§ Exercise objective: Retype the data that follows line by line, exactly, and leave its pictures out.

Data extracted from a collection:

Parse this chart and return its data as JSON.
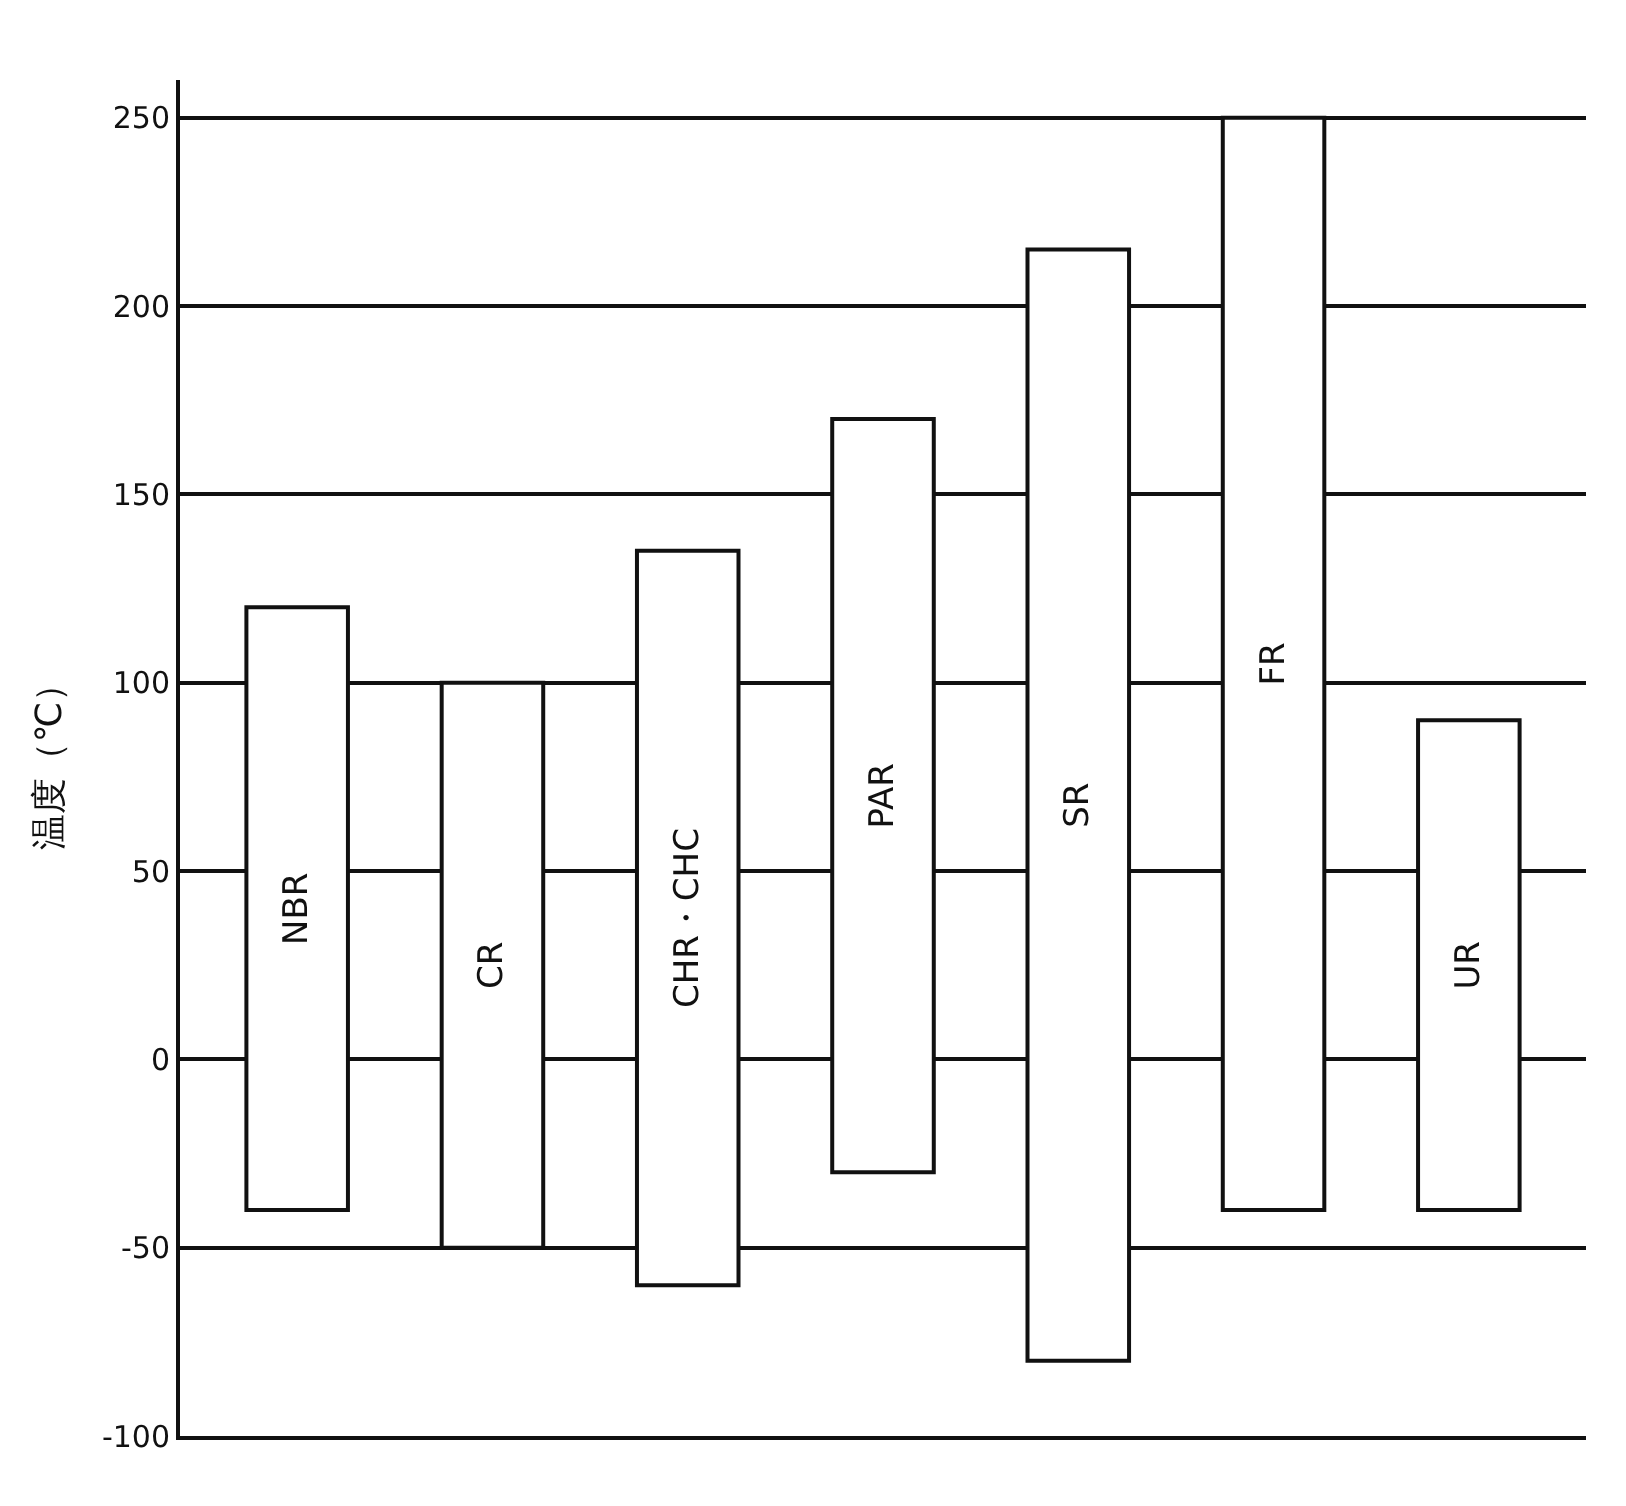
{
  "chart_data": {
    "type": "bar",
    "ylabel": "温度（℃）",
    "categories": [
      "NBR",
      "CR",
      "CHR・CHC",
      "PAR",
      "SR",
      "FR",
      "UR"
    ],
    "base": [
      -40,
      -50,
      -60,
      -30,
      -80,
      -40,
      -40
    ],
    "values": [
      160,
      150,
      195,
      200,
      295,
      290,
      130
    ],
    "color": "#ffffff",
    "ylim": [
      -100,
      260
    ],
    "yticks": [
      -100,
      -50,
      0,
      50,
      100,
      150,
      200,
      250
    ],
    "grid": "y",
    "tick_labels": "y"
  }
}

§ Output below:
Parse this chart and return its data as JSON.
{
  "chart_data": {
    "type": "bar",
    "ylabel": "温度（℃）",
    "categories": [
      "NBR",
      "CR",
      "CHR・CHC",
      "PAR",
      "SR",
      "FR",
      "UR"
    ],
    "base": [
      -40,
      -50,
      -60,
      -30,
      -80,
      -40,
      -40
    ],
    "values": [
      160,
      150,
      195,
      200,
      295,
      290,
      130
    ],
    "color": "#ffffff",
    "ylim": [
      -100,
      260
    ],
    "yticks": [
      -100,
      -50,
      0,
      50,
      100,
      150,
      200,
      250
    ],
    "grid": "y",
    "tick_labels": "y"
  }
}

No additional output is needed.